Instructions for the task:
Render the stretch of the listing from the start through the line containing "numpad-key[interactable]: Num [732,544,762,564]" as a numbered list, omitting blank lines.

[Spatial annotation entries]
* Begin *

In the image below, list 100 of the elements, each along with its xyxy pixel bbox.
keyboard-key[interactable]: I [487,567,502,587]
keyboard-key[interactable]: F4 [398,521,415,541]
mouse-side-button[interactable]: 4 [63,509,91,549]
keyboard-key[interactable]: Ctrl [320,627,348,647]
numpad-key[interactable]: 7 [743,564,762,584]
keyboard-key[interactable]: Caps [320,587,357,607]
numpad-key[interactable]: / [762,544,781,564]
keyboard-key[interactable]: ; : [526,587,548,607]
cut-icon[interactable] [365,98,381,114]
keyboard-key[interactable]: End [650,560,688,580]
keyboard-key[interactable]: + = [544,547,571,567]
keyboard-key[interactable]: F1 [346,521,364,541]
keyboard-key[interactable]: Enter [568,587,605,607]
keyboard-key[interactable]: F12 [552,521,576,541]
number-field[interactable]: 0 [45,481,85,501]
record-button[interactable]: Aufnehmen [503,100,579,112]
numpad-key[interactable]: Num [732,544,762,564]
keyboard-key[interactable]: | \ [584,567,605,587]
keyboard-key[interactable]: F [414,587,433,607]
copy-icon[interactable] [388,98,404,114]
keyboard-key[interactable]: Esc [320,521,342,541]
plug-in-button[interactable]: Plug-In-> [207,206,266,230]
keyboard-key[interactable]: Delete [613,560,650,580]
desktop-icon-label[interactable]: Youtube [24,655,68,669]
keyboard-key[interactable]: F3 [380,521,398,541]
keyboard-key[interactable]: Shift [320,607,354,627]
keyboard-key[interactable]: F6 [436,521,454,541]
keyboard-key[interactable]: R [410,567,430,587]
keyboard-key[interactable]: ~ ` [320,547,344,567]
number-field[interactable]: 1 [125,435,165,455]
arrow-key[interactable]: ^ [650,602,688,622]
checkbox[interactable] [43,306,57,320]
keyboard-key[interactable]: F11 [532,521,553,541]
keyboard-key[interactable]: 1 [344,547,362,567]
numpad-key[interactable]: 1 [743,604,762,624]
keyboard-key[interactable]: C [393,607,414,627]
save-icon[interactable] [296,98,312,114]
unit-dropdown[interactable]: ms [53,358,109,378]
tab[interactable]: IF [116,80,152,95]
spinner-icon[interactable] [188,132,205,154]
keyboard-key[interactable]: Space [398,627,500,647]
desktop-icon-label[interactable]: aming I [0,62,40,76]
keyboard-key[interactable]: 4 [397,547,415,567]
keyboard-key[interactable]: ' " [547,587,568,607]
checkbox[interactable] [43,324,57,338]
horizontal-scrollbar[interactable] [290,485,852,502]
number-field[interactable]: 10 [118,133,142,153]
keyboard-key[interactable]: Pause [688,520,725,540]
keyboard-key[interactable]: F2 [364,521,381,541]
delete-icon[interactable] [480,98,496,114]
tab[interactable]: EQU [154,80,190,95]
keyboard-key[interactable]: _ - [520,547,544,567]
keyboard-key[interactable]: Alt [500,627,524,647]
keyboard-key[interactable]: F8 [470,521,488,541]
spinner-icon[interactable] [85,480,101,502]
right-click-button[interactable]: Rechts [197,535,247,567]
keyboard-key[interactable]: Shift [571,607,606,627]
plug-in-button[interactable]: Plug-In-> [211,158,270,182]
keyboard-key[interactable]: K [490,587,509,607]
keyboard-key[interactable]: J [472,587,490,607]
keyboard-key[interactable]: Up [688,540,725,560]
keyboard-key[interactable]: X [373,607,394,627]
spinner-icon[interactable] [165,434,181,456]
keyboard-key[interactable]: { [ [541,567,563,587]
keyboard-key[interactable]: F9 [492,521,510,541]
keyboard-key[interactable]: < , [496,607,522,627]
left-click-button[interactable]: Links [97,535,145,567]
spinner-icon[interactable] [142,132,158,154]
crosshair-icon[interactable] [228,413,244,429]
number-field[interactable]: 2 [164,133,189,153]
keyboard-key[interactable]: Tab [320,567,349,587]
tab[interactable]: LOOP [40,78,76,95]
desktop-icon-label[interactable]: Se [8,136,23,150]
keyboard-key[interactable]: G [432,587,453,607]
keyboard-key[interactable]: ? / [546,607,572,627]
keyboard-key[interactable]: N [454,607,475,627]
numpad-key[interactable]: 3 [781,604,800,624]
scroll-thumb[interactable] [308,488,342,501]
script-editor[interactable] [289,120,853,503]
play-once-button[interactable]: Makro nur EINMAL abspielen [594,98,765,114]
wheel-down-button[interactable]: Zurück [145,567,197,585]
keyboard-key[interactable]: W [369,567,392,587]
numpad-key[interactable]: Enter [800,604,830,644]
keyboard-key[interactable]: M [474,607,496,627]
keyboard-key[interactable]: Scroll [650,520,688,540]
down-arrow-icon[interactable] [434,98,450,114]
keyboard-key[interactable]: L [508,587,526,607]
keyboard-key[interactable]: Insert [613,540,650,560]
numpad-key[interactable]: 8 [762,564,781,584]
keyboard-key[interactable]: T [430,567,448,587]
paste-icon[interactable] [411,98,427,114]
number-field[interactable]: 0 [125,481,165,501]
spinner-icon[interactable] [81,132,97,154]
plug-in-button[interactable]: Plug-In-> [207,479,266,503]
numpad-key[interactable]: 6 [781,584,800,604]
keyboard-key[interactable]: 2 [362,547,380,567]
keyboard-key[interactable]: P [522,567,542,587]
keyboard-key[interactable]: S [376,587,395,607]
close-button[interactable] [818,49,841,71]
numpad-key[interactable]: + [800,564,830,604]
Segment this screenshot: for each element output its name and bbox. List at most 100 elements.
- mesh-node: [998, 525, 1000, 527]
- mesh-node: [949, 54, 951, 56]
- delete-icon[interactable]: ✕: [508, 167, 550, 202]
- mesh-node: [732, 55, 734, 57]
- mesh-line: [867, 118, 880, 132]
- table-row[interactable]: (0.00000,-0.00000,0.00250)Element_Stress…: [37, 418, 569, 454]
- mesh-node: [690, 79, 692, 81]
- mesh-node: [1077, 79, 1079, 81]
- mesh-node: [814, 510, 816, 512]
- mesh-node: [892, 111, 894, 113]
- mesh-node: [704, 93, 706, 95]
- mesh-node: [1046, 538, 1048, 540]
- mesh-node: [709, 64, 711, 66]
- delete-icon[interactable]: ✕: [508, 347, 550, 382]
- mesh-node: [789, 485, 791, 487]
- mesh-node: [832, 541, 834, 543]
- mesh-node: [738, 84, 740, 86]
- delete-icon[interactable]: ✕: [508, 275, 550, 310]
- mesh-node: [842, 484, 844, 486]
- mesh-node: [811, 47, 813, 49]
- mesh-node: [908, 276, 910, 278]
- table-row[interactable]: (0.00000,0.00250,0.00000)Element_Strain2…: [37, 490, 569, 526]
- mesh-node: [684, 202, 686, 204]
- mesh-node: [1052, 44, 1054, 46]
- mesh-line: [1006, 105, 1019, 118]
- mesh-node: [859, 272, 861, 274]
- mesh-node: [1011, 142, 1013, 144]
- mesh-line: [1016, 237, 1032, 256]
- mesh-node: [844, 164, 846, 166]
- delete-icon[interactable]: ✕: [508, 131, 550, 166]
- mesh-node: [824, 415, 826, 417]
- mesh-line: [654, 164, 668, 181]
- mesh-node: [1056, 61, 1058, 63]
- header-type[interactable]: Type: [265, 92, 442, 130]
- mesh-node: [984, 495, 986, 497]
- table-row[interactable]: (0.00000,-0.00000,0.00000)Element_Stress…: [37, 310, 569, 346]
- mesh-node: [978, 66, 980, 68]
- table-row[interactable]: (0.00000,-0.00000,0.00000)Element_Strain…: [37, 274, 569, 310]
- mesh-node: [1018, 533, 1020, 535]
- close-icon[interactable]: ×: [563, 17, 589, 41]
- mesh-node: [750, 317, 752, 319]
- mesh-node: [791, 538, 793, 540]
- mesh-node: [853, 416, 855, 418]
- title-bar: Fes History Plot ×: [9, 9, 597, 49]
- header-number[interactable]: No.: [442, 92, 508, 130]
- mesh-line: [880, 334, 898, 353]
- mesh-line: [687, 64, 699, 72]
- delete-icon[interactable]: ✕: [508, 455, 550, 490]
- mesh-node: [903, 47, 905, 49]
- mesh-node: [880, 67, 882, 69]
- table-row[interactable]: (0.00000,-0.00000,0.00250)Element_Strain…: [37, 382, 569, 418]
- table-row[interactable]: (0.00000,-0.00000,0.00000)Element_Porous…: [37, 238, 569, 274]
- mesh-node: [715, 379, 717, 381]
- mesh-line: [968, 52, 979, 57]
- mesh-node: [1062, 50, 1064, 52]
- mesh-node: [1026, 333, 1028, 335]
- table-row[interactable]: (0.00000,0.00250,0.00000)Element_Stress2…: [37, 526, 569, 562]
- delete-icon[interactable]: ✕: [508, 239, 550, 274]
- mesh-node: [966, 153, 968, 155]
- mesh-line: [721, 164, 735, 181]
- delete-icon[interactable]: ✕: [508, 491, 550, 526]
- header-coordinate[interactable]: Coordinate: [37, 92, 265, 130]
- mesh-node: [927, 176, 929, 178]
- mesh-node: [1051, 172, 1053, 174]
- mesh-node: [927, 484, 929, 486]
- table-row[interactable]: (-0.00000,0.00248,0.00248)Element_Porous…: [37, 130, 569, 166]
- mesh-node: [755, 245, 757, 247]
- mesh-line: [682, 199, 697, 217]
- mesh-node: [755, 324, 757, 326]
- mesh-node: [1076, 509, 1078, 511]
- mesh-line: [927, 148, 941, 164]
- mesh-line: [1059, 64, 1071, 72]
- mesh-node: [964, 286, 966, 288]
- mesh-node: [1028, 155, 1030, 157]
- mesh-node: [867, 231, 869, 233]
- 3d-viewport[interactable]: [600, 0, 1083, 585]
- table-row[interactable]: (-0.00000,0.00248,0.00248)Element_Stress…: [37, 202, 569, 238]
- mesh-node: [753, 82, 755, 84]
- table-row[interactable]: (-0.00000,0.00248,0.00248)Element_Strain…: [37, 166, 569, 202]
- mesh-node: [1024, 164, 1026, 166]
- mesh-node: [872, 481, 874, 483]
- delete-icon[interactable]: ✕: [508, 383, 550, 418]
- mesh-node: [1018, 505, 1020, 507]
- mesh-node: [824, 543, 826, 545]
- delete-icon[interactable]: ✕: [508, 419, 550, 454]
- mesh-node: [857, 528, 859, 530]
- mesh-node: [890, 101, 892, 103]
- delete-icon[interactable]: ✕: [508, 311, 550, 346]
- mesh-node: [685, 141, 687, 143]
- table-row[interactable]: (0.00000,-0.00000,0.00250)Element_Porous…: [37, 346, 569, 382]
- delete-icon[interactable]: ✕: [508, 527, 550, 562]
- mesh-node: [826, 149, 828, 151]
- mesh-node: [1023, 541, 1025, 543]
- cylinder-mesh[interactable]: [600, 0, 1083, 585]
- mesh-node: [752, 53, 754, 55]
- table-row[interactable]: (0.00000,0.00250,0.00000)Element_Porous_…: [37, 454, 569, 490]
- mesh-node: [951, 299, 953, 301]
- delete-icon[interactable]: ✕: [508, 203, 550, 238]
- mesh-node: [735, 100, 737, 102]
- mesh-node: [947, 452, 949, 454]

* End *

Reply:
1. In the image below, list 100 of the elements, each along with its xyxy pixel bbox.
2. keyboard-key[interactable]: I [487,567,502,587]
3. keyboard-key[interactable]: F4 [398,521,415,541]
4. mouse-side-button[interactable]: 4 [63,509,91,549]
5. keyboard-key[interactable]: Ctrl [320,627,348,647]
6. numpad-key[interactable]: 7 [743,564,762,584]
7. keyboard-key[interactable]: Caps [320,587,357,607]
8. numpad-key[interactable]: / [762,544,781,564]
9. keyboard-key[interactable]: ; : [526,587,548,607]
10. cut-icon[interactable] [365,98,381,114]
11. keyboard-key[interactable]: End [650,560,688,580]
12. keyboard-key[interactable]: + = [544,547,571,567]
13. keyboard-key[interactable]: F1 [346,521,364,541]
14. keyboard-key[interactable]: Enter [568,587,605,607]
15. keyboard-key[interactable]: F12 [552,521,576,541]
16. number-field[interactable]: 0 [45,481,85,501]
17. record-button[interactable]: Aufnehmen [503,100,579,112]
18. numpad-key[interactable]: Num [732,544,762,564]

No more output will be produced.